Figure record extracts
☆ ☆ ☆ ☆

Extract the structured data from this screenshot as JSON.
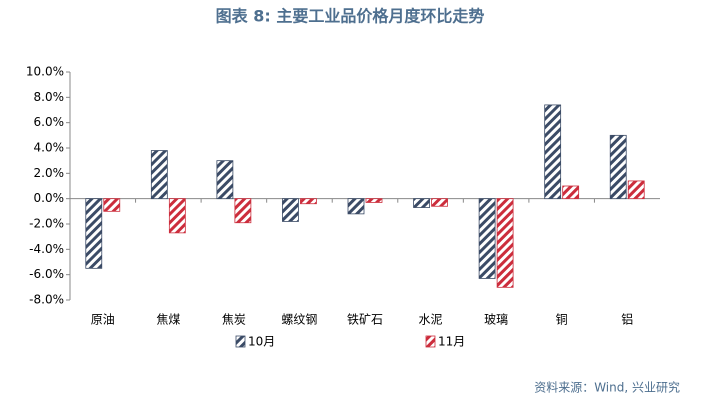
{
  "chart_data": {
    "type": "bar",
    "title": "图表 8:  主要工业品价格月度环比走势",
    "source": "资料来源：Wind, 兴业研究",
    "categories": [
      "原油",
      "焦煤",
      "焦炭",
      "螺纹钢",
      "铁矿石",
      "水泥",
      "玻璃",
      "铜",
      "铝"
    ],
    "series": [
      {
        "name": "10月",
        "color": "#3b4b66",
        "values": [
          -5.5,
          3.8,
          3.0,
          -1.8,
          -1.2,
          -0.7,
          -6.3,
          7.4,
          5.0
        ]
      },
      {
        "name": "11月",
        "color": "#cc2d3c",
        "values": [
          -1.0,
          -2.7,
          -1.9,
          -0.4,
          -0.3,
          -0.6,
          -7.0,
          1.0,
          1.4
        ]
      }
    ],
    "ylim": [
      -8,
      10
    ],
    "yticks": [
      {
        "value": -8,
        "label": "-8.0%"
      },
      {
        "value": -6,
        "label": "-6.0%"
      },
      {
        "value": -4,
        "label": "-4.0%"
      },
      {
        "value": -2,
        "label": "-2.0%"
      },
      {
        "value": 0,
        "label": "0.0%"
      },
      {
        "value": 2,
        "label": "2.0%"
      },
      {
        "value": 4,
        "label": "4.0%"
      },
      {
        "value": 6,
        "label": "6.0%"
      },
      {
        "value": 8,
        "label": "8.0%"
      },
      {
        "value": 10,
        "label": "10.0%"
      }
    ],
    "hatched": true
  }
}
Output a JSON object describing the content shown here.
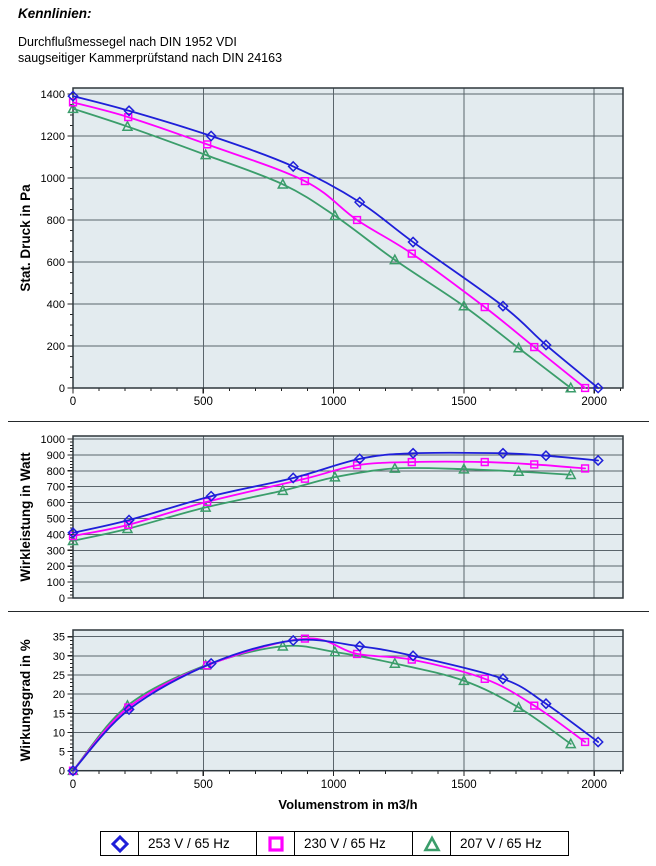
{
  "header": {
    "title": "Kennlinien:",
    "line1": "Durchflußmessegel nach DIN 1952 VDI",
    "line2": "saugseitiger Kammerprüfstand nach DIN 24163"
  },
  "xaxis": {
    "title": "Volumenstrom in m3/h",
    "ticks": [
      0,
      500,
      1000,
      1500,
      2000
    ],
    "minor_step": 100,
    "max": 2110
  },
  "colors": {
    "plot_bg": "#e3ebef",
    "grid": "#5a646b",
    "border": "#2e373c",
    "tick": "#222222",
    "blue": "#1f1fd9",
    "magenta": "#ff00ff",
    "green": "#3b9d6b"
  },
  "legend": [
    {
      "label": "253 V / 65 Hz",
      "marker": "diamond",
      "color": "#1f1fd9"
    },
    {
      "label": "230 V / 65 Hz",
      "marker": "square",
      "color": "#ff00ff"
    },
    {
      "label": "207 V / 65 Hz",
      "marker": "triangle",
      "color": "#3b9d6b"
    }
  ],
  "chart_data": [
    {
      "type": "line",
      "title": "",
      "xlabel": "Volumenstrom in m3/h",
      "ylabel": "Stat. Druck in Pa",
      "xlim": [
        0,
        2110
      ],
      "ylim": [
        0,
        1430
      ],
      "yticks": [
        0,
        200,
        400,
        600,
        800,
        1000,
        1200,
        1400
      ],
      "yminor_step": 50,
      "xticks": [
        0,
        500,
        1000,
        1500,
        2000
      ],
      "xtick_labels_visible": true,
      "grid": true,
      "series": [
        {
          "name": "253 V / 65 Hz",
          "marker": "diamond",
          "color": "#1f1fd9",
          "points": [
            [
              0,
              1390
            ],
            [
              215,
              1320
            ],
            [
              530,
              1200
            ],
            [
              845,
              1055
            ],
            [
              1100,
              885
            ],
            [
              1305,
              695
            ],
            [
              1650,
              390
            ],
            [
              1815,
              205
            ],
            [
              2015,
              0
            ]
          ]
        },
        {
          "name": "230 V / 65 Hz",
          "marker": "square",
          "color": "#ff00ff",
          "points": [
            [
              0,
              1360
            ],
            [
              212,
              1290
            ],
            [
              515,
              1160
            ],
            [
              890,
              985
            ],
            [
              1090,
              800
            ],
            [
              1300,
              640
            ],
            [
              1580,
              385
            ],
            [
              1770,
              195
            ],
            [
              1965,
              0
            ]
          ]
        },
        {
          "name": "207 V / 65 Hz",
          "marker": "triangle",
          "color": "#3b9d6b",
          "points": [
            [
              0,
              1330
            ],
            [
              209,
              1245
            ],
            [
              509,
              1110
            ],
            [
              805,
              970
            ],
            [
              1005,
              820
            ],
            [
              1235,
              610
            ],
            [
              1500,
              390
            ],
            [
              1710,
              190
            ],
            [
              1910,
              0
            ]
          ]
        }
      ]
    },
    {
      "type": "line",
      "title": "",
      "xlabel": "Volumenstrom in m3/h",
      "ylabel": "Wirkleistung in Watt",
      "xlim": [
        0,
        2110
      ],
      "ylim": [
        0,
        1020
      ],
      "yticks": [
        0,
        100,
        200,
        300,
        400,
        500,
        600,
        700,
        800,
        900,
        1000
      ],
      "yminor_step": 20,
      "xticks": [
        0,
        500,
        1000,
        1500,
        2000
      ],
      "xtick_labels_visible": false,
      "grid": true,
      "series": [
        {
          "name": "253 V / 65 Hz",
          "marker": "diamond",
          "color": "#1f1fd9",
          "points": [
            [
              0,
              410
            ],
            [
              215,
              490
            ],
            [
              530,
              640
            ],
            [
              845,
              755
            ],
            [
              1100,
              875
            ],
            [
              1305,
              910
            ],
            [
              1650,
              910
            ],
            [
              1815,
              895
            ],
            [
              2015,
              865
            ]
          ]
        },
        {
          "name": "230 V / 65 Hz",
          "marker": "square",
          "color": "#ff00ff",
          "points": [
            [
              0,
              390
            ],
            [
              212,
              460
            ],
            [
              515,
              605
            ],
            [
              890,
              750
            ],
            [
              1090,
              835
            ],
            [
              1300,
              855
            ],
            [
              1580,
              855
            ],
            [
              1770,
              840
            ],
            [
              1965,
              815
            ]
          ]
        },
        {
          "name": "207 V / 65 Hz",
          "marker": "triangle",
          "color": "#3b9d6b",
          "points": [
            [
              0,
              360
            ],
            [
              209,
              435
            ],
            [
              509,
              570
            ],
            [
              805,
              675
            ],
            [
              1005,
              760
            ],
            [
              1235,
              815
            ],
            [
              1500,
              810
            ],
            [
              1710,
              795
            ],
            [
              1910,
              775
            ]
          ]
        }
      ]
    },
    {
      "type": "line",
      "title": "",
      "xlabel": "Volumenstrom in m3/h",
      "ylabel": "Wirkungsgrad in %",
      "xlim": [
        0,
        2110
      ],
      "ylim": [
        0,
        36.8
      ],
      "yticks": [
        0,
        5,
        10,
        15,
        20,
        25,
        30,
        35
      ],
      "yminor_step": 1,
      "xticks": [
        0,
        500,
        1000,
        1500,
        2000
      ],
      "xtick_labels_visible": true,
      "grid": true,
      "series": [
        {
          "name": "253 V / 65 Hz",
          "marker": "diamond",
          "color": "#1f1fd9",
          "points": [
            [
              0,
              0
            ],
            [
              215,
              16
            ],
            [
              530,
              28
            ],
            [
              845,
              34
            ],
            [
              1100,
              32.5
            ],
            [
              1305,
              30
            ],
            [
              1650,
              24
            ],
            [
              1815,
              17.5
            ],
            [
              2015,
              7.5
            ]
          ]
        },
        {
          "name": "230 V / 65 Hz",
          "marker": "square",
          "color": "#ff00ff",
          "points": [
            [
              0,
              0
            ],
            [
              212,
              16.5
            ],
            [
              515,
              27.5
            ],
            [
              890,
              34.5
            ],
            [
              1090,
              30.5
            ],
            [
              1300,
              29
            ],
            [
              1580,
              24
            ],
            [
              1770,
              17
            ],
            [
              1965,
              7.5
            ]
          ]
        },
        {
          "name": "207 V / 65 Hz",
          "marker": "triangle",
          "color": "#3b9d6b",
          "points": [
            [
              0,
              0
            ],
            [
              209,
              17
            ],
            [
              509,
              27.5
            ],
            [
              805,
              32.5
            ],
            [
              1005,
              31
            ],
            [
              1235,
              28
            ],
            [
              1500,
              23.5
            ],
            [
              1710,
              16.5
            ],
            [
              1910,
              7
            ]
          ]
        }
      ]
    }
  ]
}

☆ ☆ ☆ ☆

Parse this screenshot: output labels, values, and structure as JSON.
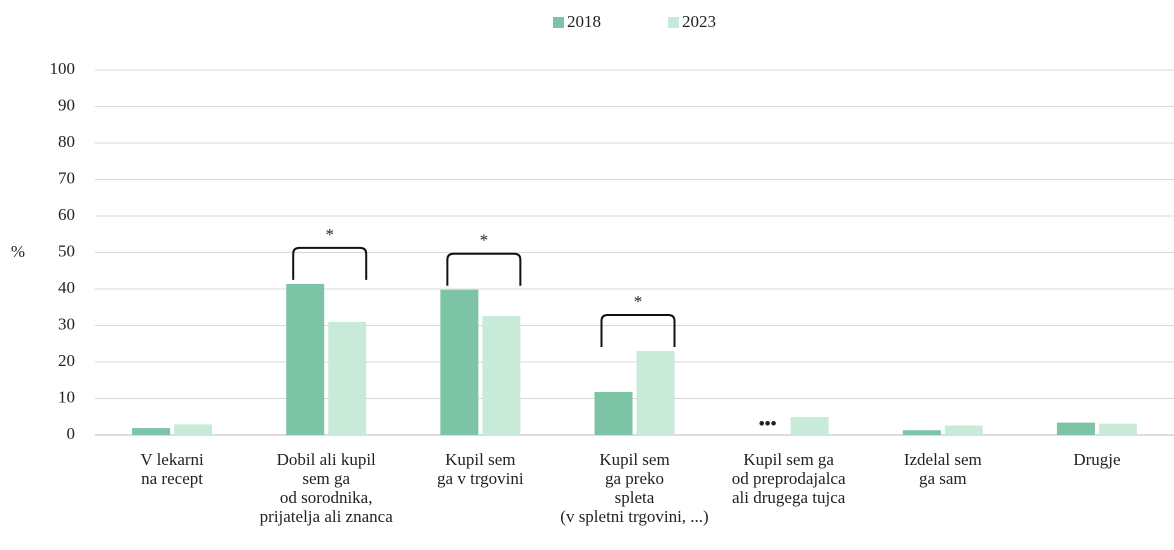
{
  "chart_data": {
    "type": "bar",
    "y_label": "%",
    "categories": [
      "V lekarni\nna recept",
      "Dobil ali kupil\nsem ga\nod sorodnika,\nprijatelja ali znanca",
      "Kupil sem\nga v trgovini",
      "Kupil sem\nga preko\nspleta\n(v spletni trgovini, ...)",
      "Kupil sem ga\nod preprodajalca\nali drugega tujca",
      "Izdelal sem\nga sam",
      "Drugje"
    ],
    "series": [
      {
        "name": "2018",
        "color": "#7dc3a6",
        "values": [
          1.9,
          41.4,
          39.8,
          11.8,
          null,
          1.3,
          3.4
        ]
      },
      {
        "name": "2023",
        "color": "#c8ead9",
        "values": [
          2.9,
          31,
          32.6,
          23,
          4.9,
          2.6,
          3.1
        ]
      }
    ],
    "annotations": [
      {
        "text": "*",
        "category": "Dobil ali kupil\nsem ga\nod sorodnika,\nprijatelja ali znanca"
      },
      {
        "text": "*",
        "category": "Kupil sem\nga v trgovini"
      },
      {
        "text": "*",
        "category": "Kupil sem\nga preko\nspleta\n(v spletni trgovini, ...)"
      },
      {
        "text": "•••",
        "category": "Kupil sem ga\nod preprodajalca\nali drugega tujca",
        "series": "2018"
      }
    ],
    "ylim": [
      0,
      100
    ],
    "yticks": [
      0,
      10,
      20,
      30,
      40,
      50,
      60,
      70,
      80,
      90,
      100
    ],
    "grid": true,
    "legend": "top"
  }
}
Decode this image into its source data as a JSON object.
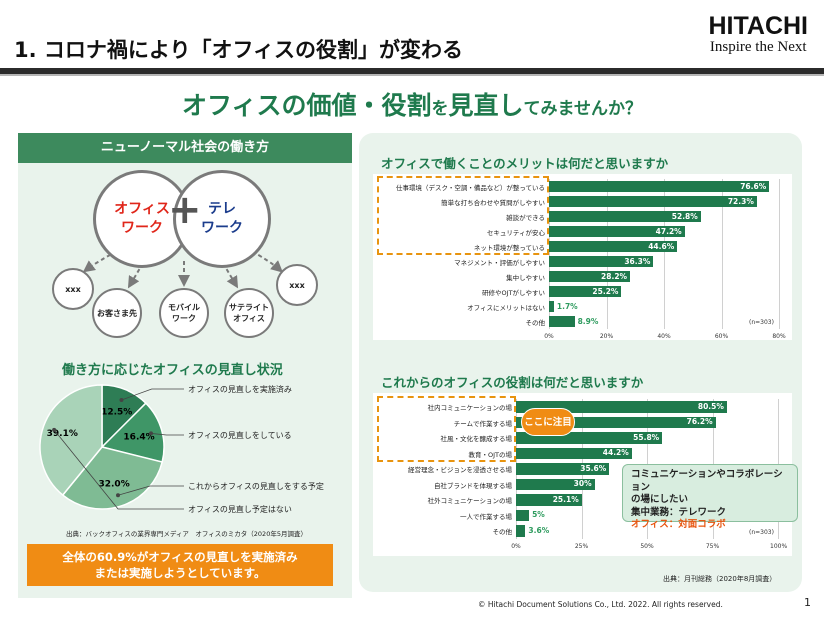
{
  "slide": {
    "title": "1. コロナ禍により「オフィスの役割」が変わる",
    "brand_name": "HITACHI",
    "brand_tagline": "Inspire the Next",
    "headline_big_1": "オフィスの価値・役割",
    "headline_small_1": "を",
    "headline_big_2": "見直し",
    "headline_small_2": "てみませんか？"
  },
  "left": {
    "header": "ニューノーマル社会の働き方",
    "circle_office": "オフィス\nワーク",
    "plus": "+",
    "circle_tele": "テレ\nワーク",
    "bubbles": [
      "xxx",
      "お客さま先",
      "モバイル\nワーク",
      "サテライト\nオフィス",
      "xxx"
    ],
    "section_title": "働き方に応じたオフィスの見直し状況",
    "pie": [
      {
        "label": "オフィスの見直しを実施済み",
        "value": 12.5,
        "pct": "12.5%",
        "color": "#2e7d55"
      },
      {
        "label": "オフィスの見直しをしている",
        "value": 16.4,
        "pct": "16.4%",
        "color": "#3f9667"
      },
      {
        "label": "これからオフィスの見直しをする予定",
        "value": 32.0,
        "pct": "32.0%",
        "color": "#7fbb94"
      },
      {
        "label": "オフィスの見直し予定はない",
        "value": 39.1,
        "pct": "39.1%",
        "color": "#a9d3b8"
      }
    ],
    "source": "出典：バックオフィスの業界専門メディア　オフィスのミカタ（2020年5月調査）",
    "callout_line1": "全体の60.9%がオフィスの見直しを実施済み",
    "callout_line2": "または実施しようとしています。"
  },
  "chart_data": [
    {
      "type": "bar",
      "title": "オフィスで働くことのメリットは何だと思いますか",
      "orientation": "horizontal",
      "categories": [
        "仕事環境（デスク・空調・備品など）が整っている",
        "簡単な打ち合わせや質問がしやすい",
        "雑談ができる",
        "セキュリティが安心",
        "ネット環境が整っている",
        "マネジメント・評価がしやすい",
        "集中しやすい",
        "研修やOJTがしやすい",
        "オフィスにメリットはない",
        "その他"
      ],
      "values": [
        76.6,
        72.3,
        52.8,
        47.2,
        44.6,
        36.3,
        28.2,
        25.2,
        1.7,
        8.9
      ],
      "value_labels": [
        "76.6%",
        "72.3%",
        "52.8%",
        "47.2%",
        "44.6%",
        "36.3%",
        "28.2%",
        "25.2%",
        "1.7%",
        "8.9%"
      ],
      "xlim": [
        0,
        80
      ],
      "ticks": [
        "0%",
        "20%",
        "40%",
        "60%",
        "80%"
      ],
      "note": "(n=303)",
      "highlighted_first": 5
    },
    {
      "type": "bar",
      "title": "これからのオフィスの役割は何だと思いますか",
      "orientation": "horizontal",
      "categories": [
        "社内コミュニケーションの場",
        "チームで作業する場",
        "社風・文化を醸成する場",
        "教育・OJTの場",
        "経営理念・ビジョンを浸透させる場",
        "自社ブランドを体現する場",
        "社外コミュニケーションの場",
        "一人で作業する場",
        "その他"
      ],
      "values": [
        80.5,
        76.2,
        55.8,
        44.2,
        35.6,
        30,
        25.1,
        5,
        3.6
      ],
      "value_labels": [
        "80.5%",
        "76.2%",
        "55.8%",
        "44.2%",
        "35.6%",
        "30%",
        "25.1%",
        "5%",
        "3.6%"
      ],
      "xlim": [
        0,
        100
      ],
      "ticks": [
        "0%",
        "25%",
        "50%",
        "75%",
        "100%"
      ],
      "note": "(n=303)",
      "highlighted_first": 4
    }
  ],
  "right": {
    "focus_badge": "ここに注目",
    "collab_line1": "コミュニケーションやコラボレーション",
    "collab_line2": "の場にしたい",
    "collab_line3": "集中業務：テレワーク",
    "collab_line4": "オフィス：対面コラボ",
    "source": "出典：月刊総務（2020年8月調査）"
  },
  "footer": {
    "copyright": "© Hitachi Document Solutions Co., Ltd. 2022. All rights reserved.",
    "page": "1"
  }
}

☆ ☆ ☆ ☆

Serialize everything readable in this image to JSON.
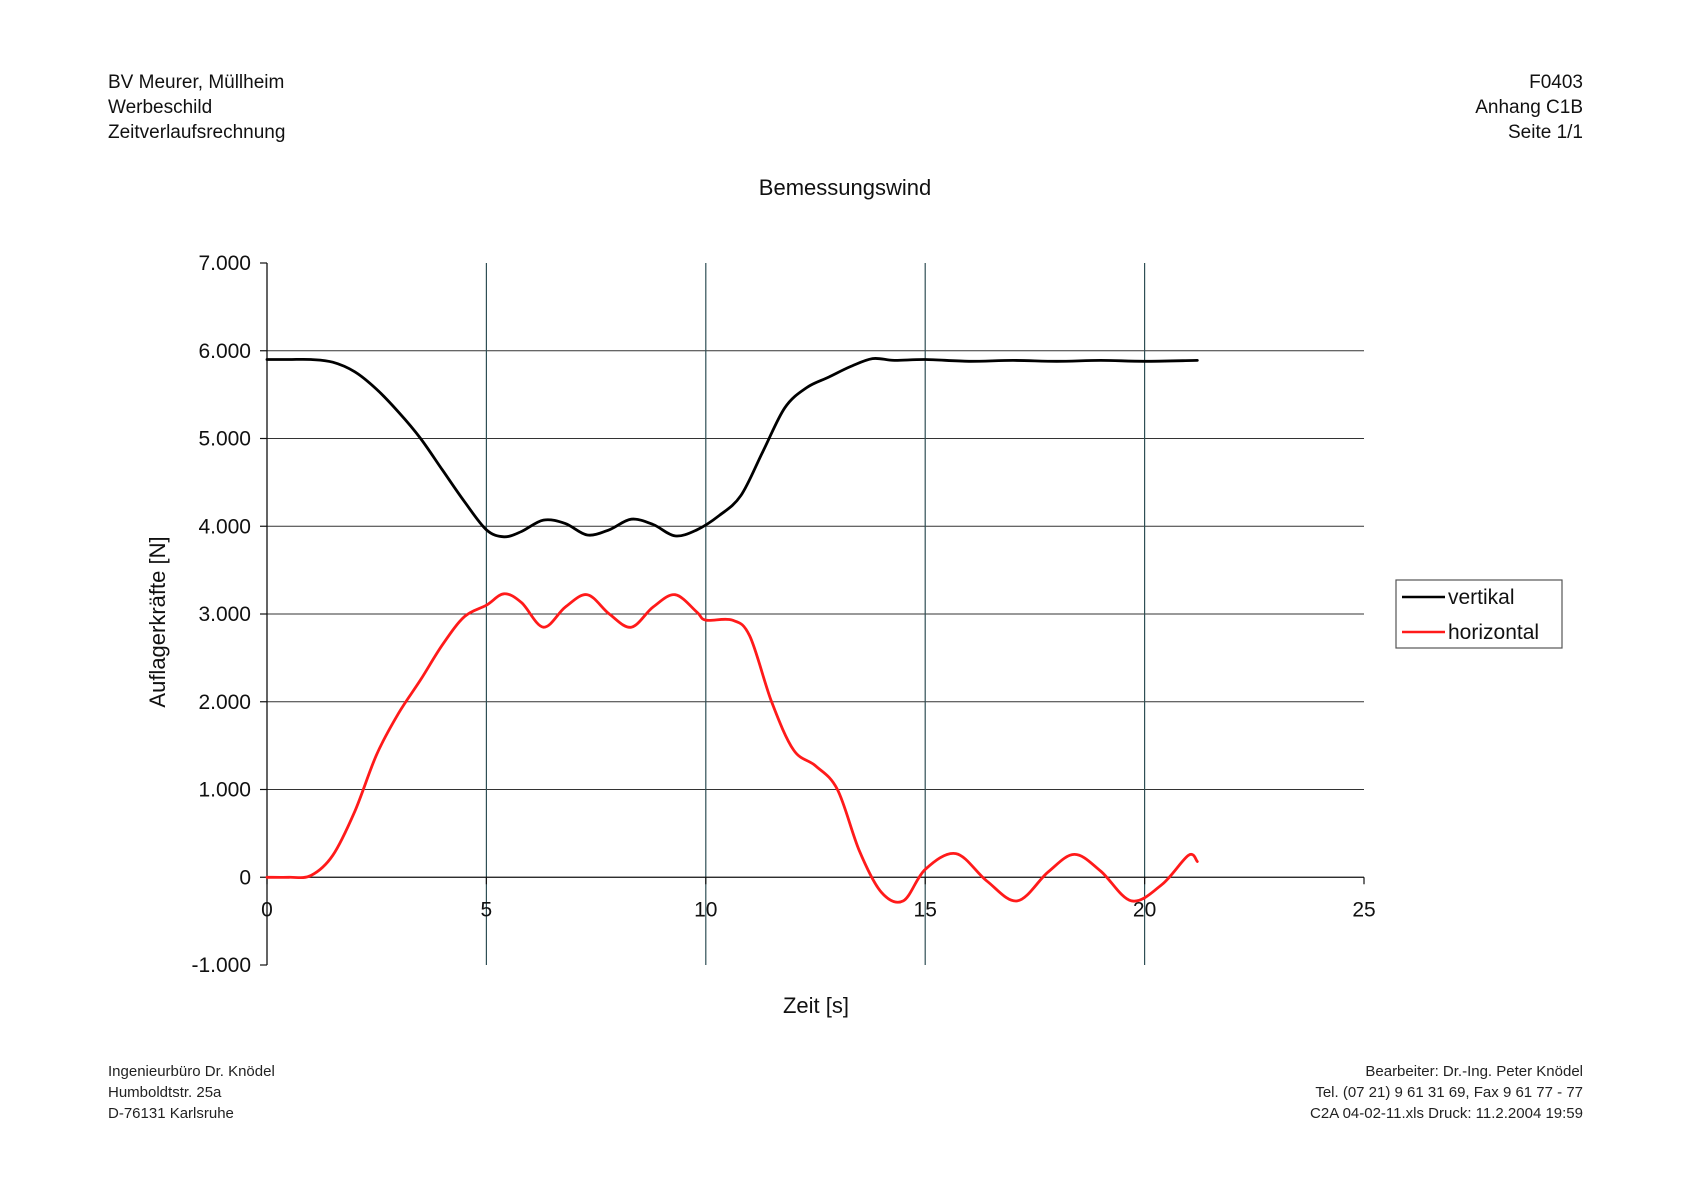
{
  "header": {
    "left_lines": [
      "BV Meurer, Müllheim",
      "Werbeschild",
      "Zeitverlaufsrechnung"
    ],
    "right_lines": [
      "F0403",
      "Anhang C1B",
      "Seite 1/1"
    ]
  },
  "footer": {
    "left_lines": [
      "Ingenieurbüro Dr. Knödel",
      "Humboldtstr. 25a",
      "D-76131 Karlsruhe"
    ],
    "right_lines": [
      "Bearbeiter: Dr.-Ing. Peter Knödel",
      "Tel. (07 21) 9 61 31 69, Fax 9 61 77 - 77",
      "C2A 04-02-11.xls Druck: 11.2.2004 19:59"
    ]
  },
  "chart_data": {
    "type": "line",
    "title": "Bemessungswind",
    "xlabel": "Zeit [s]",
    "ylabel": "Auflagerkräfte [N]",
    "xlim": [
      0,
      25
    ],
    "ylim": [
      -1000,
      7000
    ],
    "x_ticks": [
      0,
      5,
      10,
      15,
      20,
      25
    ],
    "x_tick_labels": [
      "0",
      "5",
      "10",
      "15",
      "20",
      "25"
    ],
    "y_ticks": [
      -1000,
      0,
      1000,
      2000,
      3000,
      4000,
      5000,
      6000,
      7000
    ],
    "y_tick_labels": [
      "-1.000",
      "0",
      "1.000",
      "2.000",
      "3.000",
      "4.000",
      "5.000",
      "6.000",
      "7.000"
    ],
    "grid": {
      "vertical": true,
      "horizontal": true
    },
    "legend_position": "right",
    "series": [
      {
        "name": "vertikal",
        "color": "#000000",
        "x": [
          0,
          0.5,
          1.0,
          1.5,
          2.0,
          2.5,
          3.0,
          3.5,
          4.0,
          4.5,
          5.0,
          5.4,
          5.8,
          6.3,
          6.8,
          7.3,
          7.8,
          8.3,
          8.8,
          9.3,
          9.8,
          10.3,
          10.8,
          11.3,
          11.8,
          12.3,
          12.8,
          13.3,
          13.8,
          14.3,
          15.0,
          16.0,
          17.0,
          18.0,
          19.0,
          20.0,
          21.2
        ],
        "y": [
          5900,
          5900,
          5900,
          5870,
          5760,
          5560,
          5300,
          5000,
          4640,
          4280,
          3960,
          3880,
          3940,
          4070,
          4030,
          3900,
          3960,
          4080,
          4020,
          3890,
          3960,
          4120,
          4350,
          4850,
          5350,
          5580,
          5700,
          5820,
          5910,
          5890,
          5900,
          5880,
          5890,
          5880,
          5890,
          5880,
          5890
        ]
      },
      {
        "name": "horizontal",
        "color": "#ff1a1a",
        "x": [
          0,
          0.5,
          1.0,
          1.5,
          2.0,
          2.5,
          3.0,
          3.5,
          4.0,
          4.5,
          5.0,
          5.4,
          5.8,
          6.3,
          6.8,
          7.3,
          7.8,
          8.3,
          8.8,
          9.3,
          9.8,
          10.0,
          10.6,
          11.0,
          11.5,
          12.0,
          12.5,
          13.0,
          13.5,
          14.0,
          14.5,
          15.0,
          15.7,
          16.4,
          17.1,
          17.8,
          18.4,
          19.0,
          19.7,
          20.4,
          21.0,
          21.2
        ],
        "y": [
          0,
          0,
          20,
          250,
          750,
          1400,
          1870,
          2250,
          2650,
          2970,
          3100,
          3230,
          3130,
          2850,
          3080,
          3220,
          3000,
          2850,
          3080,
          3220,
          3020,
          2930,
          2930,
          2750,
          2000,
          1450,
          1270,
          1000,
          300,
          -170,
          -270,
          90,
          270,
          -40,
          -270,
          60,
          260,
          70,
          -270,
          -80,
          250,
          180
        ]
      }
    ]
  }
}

☆ ☆ ☆ ☆

EXERCISE TASK |
Identify the lines that contain the string "nali", and copy every one of them.

TASK OUTPUT |
      "Kupil sem ga\nod preprodajalca\nali drugega tujca",
        "category": "Kupil sem ga\nod preprodajalca\nali drugega tujca",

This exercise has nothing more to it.